» Material:

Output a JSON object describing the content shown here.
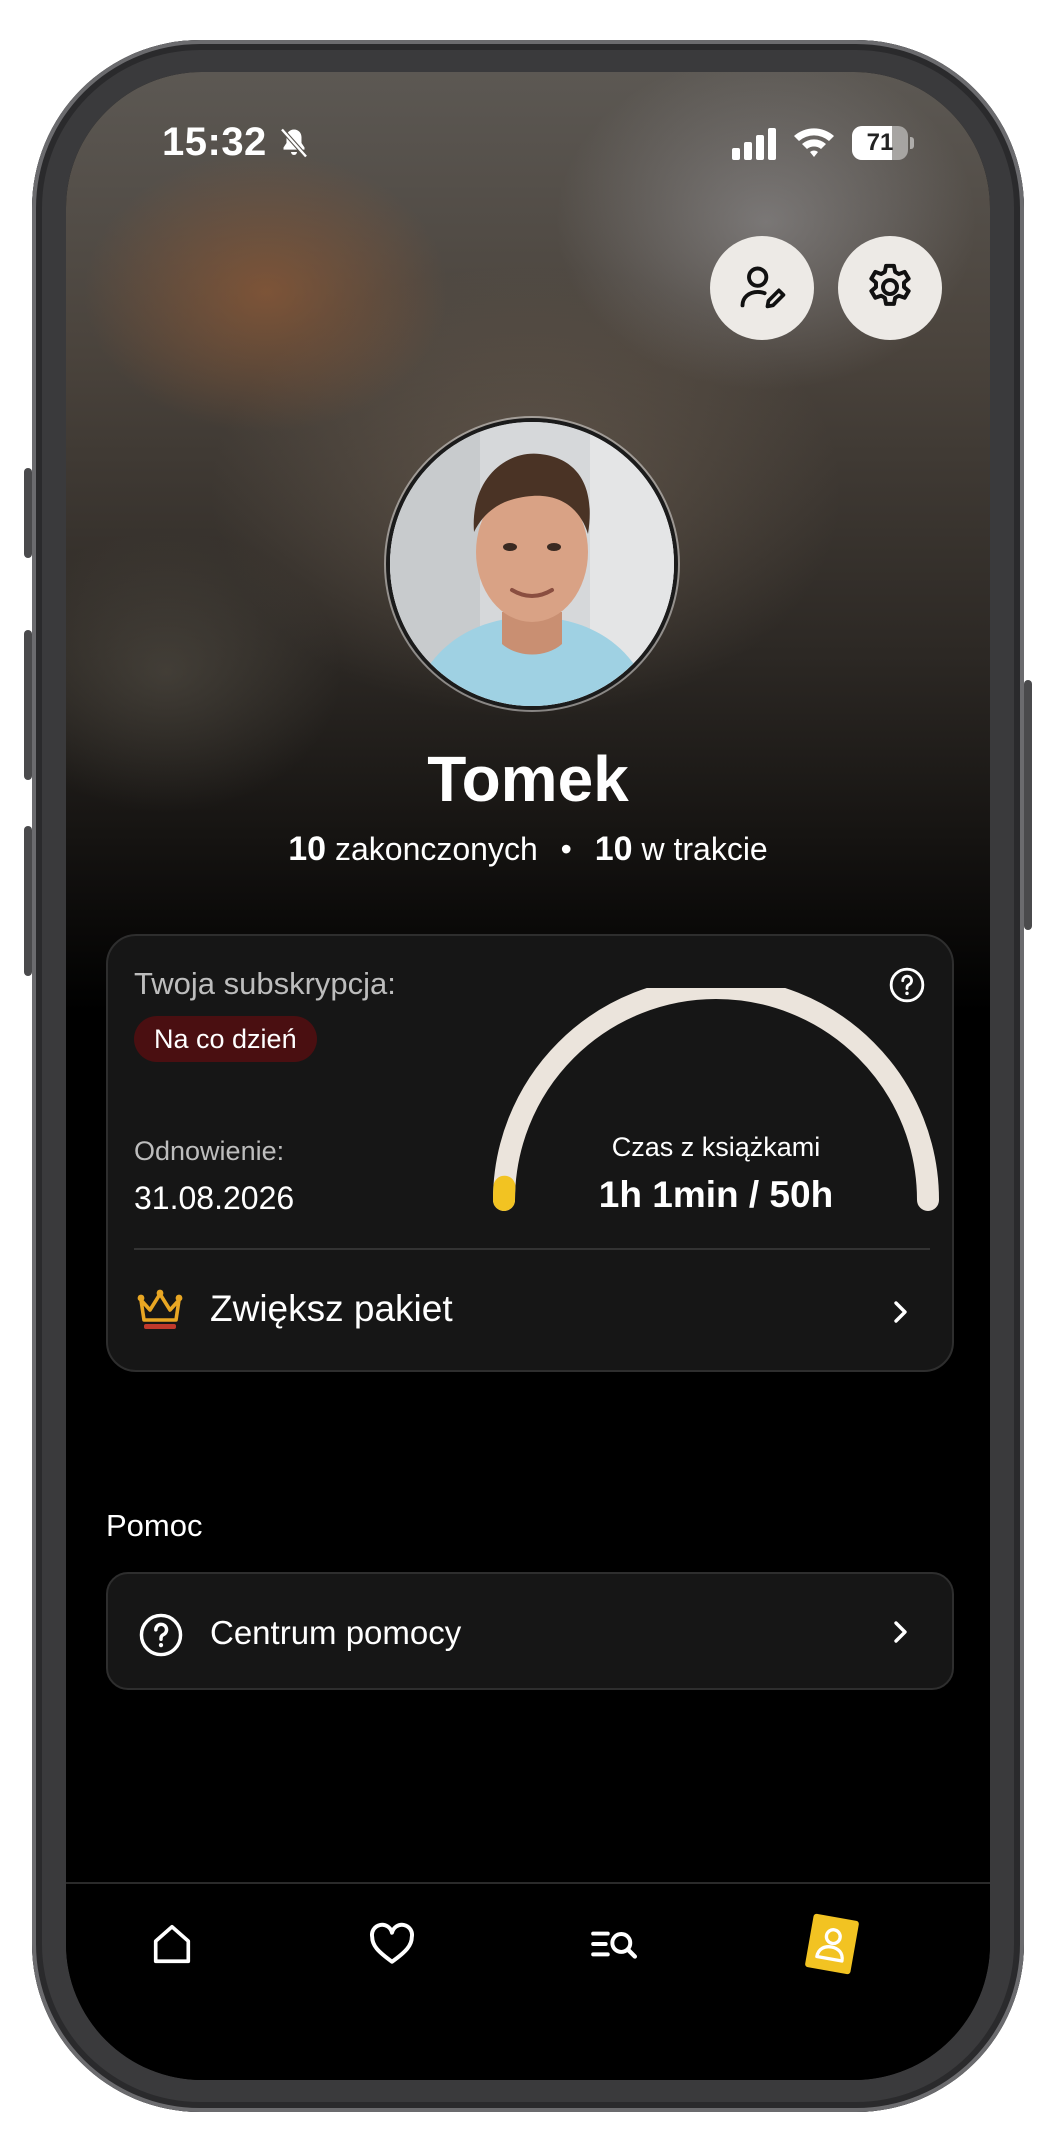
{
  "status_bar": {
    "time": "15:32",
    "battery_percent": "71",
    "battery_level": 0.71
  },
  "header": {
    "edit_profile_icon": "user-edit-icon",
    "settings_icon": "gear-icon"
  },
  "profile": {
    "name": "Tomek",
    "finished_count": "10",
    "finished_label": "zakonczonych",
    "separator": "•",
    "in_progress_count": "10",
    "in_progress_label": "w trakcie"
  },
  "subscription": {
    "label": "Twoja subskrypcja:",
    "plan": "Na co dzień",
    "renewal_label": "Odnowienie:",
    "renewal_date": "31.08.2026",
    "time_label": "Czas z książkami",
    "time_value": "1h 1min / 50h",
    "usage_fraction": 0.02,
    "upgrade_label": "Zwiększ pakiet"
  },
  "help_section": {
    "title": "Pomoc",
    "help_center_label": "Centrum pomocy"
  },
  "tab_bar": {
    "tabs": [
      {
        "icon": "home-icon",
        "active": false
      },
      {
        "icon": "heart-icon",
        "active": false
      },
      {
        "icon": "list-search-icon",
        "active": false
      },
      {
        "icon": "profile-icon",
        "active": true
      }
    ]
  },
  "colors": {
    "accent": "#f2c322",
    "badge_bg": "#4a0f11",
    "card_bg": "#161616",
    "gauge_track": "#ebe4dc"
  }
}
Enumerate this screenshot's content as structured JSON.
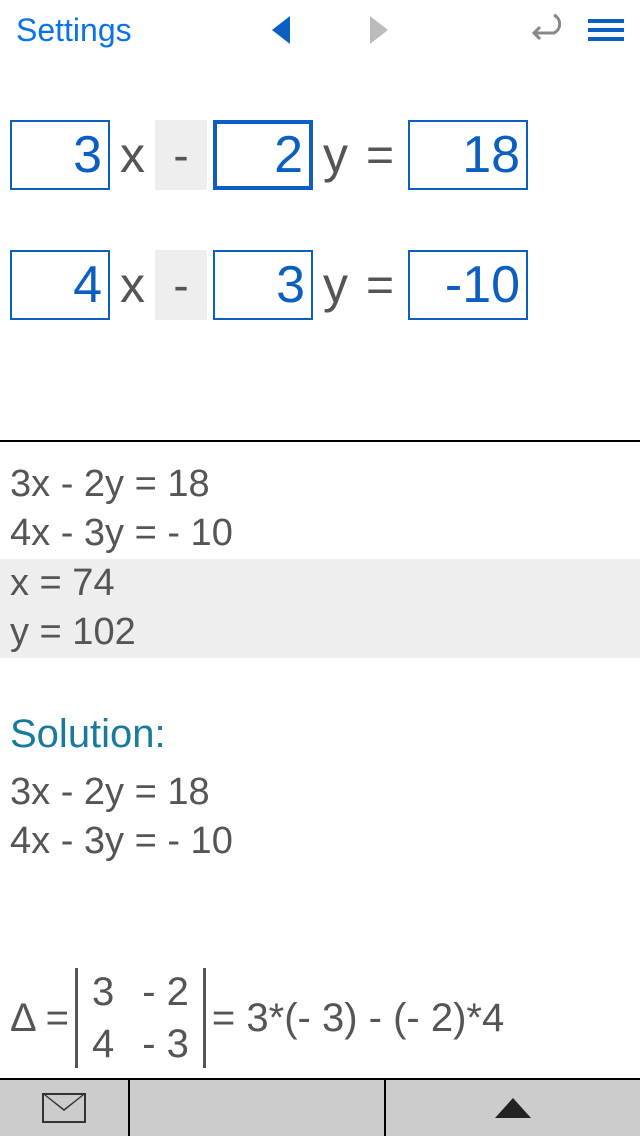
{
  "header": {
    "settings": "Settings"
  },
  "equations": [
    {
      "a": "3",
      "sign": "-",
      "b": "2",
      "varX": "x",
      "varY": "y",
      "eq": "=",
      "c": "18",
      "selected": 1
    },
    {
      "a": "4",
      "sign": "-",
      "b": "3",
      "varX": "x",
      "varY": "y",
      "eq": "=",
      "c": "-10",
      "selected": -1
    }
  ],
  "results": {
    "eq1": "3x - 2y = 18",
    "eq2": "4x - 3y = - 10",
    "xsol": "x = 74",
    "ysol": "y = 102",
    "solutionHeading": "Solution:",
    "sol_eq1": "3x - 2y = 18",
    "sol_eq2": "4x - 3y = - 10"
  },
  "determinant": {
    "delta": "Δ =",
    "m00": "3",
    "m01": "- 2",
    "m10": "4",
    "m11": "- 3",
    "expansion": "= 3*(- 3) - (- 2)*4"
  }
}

» Exercise prompt:
The pictures should not appear in the copy; every other part of the records above must be returned exactly.

» Response to the exercise:
Output a JSON object describing the content shown here.
{
  "status_bar": {
    "time": "15:32",
    "battery_percent": "71",
    "battery_level": 0.71
  },
  "header": {
    "edit_profile_icon": "user-edit-icon",
    "settings_icon": "gear-icon"
  },
  "profile": {
    "name": "Tomek",
    "finished_count": "10",
    "finished_label": "zakonczonych",
    "separator": "•",
    "in_progress_count": "10",
    "in_progress_label": "w trakcie"
  },
  "subscription": {
    "label": "Twoja subskrypcja:",
    "plan": "Na co dzień",
    "renewal_label": "Odnowienie:",
    "renewal_date": "31.08.2026",
    "time_label": "Czas z książkami",
    "time_value": "1h 1min / 50h",
    "usage_fraction": 0.02,
    "upgrade_label": "Zwiększ pakiet"
  },
  "help_section": {
    "title": "Pomoc",
    "help_center_label": "Centrum pomocy"
  },
  "tab_bar": {
    "tabs": [
      {
        "icon": "home-icon",
        "active": false
      },
      {
        "icon": "heart-icon",
        "active": false
      },
      {
        "icon": "list-search-icon",
        "active": false
      },
      {
        "icon": "profile-icon",
        "active": true
      }
    ]
  },
  "colors": {
    "accent": "#f2c322",
    "badge_bg": "#4a0f11",
    "card_bg": "#161616",
    "gauge_track": "#ebe4dc"
  }
}
Enumerate this screenshot's content as structured JSON.
{
  "header": {
    "settings": "Settings"
  },
  "equations": [
    {
      "a": "3",
      "sign": "-",
      "b": "2",
      "varX": "x",
      "varY": "y",
      "eq": "=",
      "c": "18",
      "selected": 1
    },
    {
      "a": "4",
      "sign": "-",
      "b": "3",
      "varX": "x",
      "varY": "y",
      "eq": "=",
      "c": "-10",
      "selected": -1
    }
  ],
  "results": {
    "eq1": "3x - 2y = 18",
    "eq2": "4x - 3y = - 10",
    "xsol": "x = 74",
    "ysol": "y = 102",
    "solutionHeading": "Solution:",
    "sol_eq1": "3x - 2y = 18",
    "sol_eq2": "4x - 3y = - 10"
  },
  "determinant": {
    "delta": "Δ =",
    "m00": "3",
    "m01": "- 2",
    "m10": "4",
    "m11": "- 3",
    "expansion": "= 3*(- 3) - (- 2)*4"
  }
}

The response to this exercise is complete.